* **TESTO DI PARTENZA**
Casomai non vi rivedessi...
“Truman: Chi sei tu?
Christof: Sono il creatore di uno show televisivo che dà speranza, gioia ed esalta milioni di persone.
Truman: E io chi sono?
Christof: Tu sei la star!
Truman: Non c'era niente di vero?
Christof: Tu eri vero! Per questo era così bello guardarti. Ascoltami Truman, là fuori non troverai più verità di quanta non ne esista nel mondo che ho creato per te... le stesse ipocrisie, gli stessi inganni; ma nel mio mondo tu non hai niente da temere... Io ti conosco meglio di te stesso!
Truman: Non ho una telecamera nella testa!
Christof: Tu hai paura... per questo non puoi andare via. Stai tranquillo... ti capisco. Ho seguito ogni istante della tua vita. Ti ho seguito quando sei nato. Ti ho seguito quando hai mosso i tuoi primi passi. Ti ho seguito nel tuo primo giorno di scuola. Il momento in cui hai perso il tuo primo dentino... come fai ad andartene? Il tuo posto è qui, con me! Dai... dì qualcosa... accidenti Truman, vuoi parlare? Siamo in televisione! Sei in diretta mondiale!”
Quello che avete appena letto è un dialogo tratto dalla scena finale di uno dei film che più ho amato: The Truman Show. Truman Burbank, un trentenne apparentemente solare e innamorato della vita, sprofonda in una vera e propria crisi esistenziale quando realizza, dopo aver assistito a una serie di bizzarri eventi, di essere stato il protagonista di un reality show fin dal momento della sua nascita. L'isolotto su cui abita, Seahaven, è un vero e proprio set cinematografico: il giorno e la notte sono artificiali, così come il mare e tutti i fenomeni atmosferici. Persino le relazioni sociali si rivelano fittizie: i genitori, l'amico d’infanzia Marlon e la moglie Meryl, non sono altro che attori pagati dalla casa di produzione, mandati lì con lo scopo di manipolare e influenzare le scelte di Truman, attenendosi così a una sceneggiatura precedentemente stabilita. Il regista e gli autori arrivano perfino a partorire l'idea di mettere in scena un vero e proprio trauma, ovvero la morte del padre in mare, per inculcare nel povero Truman la paura del cambiamento e il timore di evadere da quel mondo ideale così abilmente costruito. Il tutto per il raggiungimento di un unico fine: soddisfare l'insaziabile fame di un pubblico ormai sempre più pigro e passivo.

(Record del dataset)

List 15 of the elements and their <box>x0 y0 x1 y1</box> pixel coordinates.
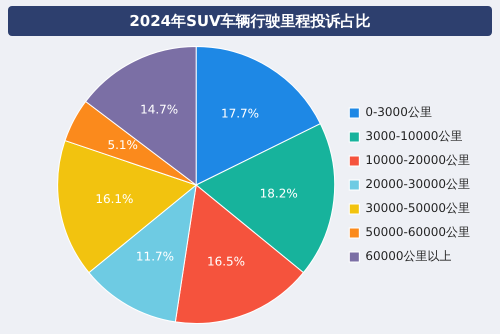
legend-label: 20000-30000公里 <box>365 177 470 192</box>
data-label: 11.7% <box>136 249 174 264</box>
legend-label: 30000-50000公里 <box>365 201 470 216</box>
legend-label: 60000公里以上 <box>365 249 452 264</box>
data-label: 14.7% <box>140 102 178 117</box>
data-label: 16.1% <box>95 192 134 206</box>
legend-label: 10000-20000公里 <box>365 153 470 168</box>
legend-label: 3000-10000公里 <box>365 129 462 144</box>
data-label: 16.5% <box>206 254 246 269</box>
data-label: 5.1% <box>107 138 138 152</box>
data-label: 18.2% <box>260 186 298 201</box>
data-label: 17.7% <box>220 106 260 121</box>
legend-label: 50000-60000公里 <box>365 225 470 240</box>
chart-title: 2024年SUV车辆行驶里程投诉占比 <box>8 6 492 36</box>
legend-label: 0-3000公里 <box>365 105 432 120</box>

* **COMPITI DA SVOLGERE**
a) Indica come si chiama l'isolotto in cui abita Truman secondo il testo su The Truman Show.
b) Prosegui il testo su The Truman Show dopo la sua ultima frase.
Le voci provengono da un'altra fonte.

* **RISPOSTE PER COMPITO**
a) Seahaven.

b)
Ma l'unico a pagarne il prezzo è proprio Truman, che si percepisce sempre più soffocato dalla sua inettitudine, dall'amara consapevolezza di non sentirsi amato e di non essere riuscito a realizzare i suoi desideri più profondi, come quello di viaggiare verso mete lontane o dedicarsi alla ricerca dell'unica donna per la quale ritiene di avere provato dei sentimenti autentici: Lauren, una comparsa costretta successivamente dalla regia ad abbandonare il set e che, mossa dalla compassione e dal suo amore per Truman, decide di ribellarsi alla politica dello staff nel vano tentativo di entrare in contatto con il protagonista per porlo di fronte alla sua triste condizione. È proprio l’autenticità di questo amore a rappresentare la spinta propulsiva che consentirà a Truman di affrontare i propri limiti e di autodeterminarsi al di fuori di quella campana di vetro, spacciata come “realtà”.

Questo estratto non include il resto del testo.